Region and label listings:
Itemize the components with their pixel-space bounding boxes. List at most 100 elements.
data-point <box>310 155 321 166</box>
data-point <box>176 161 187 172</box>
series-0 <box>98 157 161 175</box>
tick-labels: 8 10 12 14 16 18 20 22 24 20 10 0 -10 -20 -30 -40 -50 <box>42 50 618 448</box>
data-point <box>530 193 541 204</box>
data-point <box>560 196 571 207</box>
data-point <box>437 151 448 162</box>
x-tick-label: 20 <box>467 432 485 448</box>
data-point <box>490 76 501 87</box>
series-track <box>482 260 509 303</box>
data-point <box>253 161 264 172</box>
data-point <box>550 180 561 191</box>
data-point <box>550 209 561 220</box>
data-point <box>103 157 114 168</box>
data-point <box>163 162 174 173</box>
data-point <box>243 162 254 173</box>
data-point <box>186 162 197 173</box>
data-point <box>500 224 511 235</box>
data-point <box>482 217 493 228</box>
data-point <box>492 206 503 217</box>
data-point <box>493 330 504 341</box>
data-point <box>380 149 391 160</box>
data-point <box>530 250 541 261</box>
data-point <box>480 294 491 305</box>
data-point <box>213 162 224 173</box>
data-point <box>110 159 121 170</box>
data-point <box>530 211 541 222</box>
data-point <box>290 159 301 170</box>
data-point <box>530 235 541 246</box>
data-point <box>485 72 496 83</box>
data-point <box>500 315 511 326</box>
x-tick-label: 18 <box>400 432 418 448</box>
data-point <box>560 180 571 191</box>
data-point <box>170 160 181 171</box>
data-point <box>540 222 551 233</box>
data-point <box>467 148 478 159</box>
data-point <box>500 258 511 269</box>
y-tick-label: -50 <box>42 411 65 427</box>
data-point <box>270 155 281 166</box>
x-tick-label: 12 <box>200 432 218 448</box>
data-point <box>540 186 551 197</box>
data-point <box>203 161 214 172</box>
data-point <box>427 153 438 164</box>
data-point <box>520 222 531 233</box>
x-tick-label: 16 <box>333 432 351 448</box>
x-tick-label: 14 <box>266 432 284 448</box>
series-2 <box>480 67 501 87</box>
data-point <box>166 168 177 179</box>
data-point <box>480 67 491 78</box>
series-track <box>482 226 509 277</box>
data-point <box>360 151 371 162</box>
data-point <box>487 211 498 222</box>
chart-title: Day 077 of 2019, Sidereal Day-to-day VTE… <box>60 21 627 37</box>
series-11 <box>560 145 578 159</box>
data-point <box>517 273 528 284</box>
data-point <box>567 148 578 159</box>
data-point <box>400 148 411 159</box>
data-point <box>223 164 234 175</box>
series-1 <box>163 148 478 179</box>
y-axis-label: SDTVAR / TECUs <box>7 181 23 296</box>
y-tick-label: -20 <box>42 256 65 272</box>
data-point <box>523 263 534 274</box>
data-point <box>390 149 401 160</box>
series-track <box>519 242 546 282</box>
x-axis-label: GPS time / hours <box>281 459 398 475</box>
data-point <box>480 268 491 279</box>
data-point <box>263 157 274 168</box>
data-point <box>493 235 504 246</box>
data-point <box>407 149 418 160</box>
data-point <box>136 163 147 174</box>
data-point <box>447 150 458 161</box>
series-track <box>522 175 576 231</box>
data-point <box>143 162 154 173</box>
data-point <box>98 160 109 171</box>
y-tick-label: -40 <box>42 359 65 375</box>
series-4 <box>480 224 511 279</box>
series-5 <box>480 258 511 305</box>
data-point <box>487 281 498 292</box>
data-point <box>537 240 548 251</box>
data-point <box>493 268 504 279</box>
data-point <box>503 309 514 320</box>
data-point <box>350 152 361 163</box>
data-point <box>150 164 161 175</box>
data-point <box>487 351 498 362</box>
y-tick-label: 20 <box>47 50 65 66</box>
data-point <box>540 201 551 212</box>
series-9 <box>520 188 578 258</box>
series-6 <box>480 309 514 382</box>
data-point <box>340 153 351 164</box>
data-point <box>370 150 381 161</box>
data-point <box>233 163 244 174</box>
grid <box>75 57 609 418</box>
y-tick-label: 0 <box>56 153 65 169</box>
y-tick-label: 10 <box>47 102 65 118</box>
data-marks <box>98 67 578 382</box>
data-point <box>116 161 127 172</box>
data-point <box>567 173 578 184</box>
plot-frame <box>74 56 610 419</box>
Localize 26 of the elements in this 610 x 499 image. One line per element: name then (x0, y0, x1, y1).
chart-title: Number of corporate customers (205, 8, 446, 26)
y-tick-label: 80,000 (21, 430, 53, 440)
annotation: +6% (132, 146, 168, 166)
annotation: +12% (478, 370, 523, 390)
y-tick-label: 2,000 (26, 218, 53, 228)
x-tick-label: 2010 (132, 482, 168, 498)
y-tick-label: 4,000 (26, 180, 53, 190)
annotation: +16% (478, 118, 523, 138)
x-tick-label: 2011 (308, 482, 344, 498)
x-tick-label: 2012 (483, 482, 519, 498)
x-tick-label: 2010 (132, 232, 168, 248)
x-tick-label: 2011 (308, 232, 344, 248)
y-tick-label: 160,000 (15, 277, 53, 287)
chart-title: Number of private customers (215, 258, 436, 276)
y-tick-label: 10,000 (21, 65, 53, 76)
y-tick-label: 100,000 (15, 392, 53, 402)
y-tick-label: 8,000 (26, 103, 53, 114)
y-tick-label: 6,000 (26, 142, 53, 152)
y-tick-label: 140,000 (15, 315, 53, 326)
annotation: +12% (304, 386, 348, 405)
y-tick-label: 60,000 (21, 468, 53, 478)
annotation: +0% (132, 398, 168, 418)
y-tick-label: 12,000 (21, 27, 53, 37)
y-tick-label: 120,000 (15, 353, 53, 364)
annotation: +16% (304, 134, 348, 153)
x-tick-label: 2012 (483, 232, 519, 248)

WHAT YOU WILL DO: Could you render every line of all the records above as a Markdown table with the columns Row and Line, numbering the rows and leaving out blank lines?

SOLUTION FOR THIS PROBLEM:
| Row | Line |
|---|---|
| 1 | Itemize the components with their pixel-space bounding boxes. List at most 100 elements. |
| 2 | data-point <box>310 155 321 166</box> |
| 3 | data-point <box>176 161 187 172</box> |
| 4 | series-0 <box>98 157 161 175</box> |
| 5 | tick-labels: 8 10 12 14 16 18 20 22 24 20 10 0 -10 -20 -30 -40 -50 <box>42 50 618 448</box> |
| 6 | data-point <box>530 193 541 204</box> |
| 7 | data-point <box>560 196 571 207</box> |
| 8 | data-point <box>437 151 448 162</box> |
| 9 | x-tick-label: 20 <box>467 432 485 448</box> |
| 10 | data-point <box>490 76 501 87</box> |
| 11 | series-track <box>482 260 509 303</box> |
| 12 | data-point <box>253 161 264 172</box> |
| 13 | data-point <box>550 180 561 191</box> |
| 14 | data-point <box>550 209 561 220</box> |
| 15 | data-point <box>103 157 114 168</box> |
| 16 | data-point <box>163 162 174 173</box> |
| 17 | data-point <box>243 162 254 173</box> |
| 18 | data-point <box>186 162 197 173</box> |
| 19 | data-point <box>500 224 511 235</box> |
| 20 | data-point <box>482 217 493 228</box> |
| 21 | data-point <box>492 206 503 217</box> |
| 22 | data-point <box>493 330 504 341</box> |
| 23 | data-point <box>380 149 391 160</box> |
| 24 | data-point <box>530 250 541 261</box> |
| 25 | data-point <box>480 294 491 305</box> |
| 26 | data-point <box>213 162 224 173</box> |
| 27 | data-point <box>110 159 121 170</box> |
| 28 | data-point <box>530 211 541 222</box> |
| 29 | data-point <box>290 159 301 170</box> |
| 30 | data-point <box>530 235 541 246</box> |
| 31 | data-point <box>485 72 496 83</box> |
| 32 | data-point <box>500 315 511 326</box> |
| 33 | x-tick-label: 18 <box>400 432 418 448</box> |
| 34 | data-point <box>560 180 571 191</box> |
| 35 | data-point <box>170 160 181 171</box> |
| 36 | data-point <box>540 222 551 233</box> |
| 37 | data-point <box>467 148 478 159</box> |
| 38 | data-point <box>500 258 511 269</box> |
| 39 | y-tick-label: -50 <box>42 411 65 427</box> |
| 40 | data-point <box>270 155 281 166</box> |
| 41 | x-tick-label: 12 <box>200 432 218 448</box> |
| 42 | data-point <box>540 186 551 197</box> |
| 43 | data-point <box>203 161 214 172</box> |
| 44 | data-point <box>427 153 438 164</box> |
| 45 | data-point <box>520 222 531 233</box> |
| 46 | x-tick-label: 16 <box>333 432 351 448</box> |
| 47 | x-tick-label: 14 <box>266 432 284 448</box> |
| 48 | series-2 <box>480 67 501 87</box> |
| 49 | data-point <box>166 168 177 179</box> |
| 50 | data-point <box>480 67 491 78</box> |
| 51 | series-track <box>482 226 509 277</box> |
| 52 | data-point <box>360 151 371 162</box> |
| 53 | data-point <box>487 211 498 222</box> |
| 54 | chart-title: Day 077 of 2019, Sidereal Day-to-day VTE… <box>60 21 627 37</box> |
| 55 | series-11 <box>560 145 578 159</box> |
| 56 | data-point <box>517 273 528 284</box> |
| 57 | data-point <box>567 148 578 159</box> |
| 58 | data-point <box>400 148 411 159</box> |
| 59 | data-point <box>223 164 234 175</box> |
| 60 | series-1 <box>163 148 478 179</box> |
| 61 | y-axis-label: SDTVAR / TECUs <box>7 181 23 296</box> |
| 62 | y-tick-label: -20 <box>42 256 65 272</box> |
| 63 | data-point <box>523 263 534 274</box> |
| 64 | data-point <box>390 149 401 160</box> |
| 65 | series-track <box>519 242 546 282</box> |
| 66 | x-axis-label: GPS time / hours <box>281 459 398 475</box> |
| 67 | data-point <box>480 268 491 279</box> |
| 68 | data-point <box>263 157 274 168</box> |
| 69 | data-point <box>493 235 504 246</box> |
| 70 | data-point <box>407 149 418 160</box> |
| 71 | data-point <box>136 163 147 174</box> |
| 72 | data-point <box>447 150 458 161</box> |
| 73 | series-track <box>522 175 576 231</box> |
| 74 | data-point <box>143 162 154 173</box> |
| 75 | data-point <box>98 160 109 171</box> |
| 76 | y-tick-label: -40 <box>42 359 65 375</box> |
| 77 | series-4 <box>480 224 511 279</box> |
| 78 | series-5 <box>480 258 511 305</box> |
| 79 | data-point <box>487 281 498 292</box> |
| 80 | data-point <box>537 240 548 251</box> |
| 81 | data-point <box>493 268 504 279</box> |
| 82 | data-point <box>503 309 514 320</box> |
| 83 | data-point <box>350 152 361 163</box> |
| 84 | data-point <box>150 164 161 175</box> |
| 85 | data-point <box>487 351 498 362</box> |
| 86 | y-tick-label: 20 <box>47 50 65 66</box> |
| 87 | data-point <box>540 201 551 212</box> |
| 88 | series-9 <box>520 188 578 258</box> |
| 89 | series-6 <box>480 309 514 382</box> |
| 90 | data-point <box>340 153 351 164</box> |
| 91 | data-point <box>370 150 381 161</box> |
| 92 | data-point <box>233 163 244 174</box> |
| 93 | grid <box>75 57 609 418</box> |
| 94 | y-tick-label: 0 <box>56 153 65 169</box> |
| 95 | y-tick-label: 10 <box>47 102 65 118</box> |
| 96 | data-marks <box>98 67 578 382</box> |
| 97 | data-point <box>116 161 127 172</box> |
| 98 | data-point <box>567 173 578 184</box> |
| 99 | plot-frame <box>74 56 610 419</box> |
| 100 | Localize 26 of the elements in this 610 x 499 image. One line per element: name then (x0, y0, x1, y1). |
| 101 | chart-title: Number of corporate customers (205, 8, 446, 26) |
| 102 | y-tick-label: 80,000 (21, 430, 53, 440) |
| 103 | annotation: +6% (132, 146, 168, 166) |
| 104 | annotation: +12% (478, 370, 523, 390) |
| 105 | y-tick-label: 2,000 (26, 218, 53, 228) |
| 106 | x-tick-label: 2010 (132, 482, 168, 498) |
| 107 | y-tick-label: 4,000 (26, 180, 53, 190) |
| 108 | annotation: +16% (478, 118, 523, 138) |
| 109 | x-tick-label: 2011 (308, 482, 344, 498) |
| 110 | x-tick-label: 2012 (483, 482, 519, 498) |
| 111 | x-tick-label: 2010 (132, 232, 168, 248) |
| 112 | x-tick-label: 2011 (308, 232, 344, 248) |
| 113 | y-tick-label: 160,000 (15, 277, 53, 287) |
| 114 | chart-title: Number of private customers (215, 258, 436, 276) |
| 115 | y-tick-label: 10,000 (21, 65, 53, 76) |
| 116 | y-tick-label: 100,000 (15, 392, 53, 402) |
| 117 | y-tick-label: 8,000 (26, 103, 53, 114) |
| 118 | y-tick-label: 6,000 (26, 142, 53, 152) |
| 119 | y-tick-label: 140,000 (15, 315, 53, 326) |
| 120 | annotation: +12% (304, 386, 348, 405) |
| 121 | y-tick-label: 60,000 (21, 468, 53, 478) |
| 122 | annotation: +0% (132, 398, 168, 418) |
| 123 | y-tick-label: 12,000 (21, 27, 53, 37) |
| 124 | y-tick-label: 120,000 (15, 353, 53, 364) |
| 125 | annotation: +16% (304, 134, 348, 153) |
| 126 | x-tick-label: 2012 (483, 232, 519, 248) |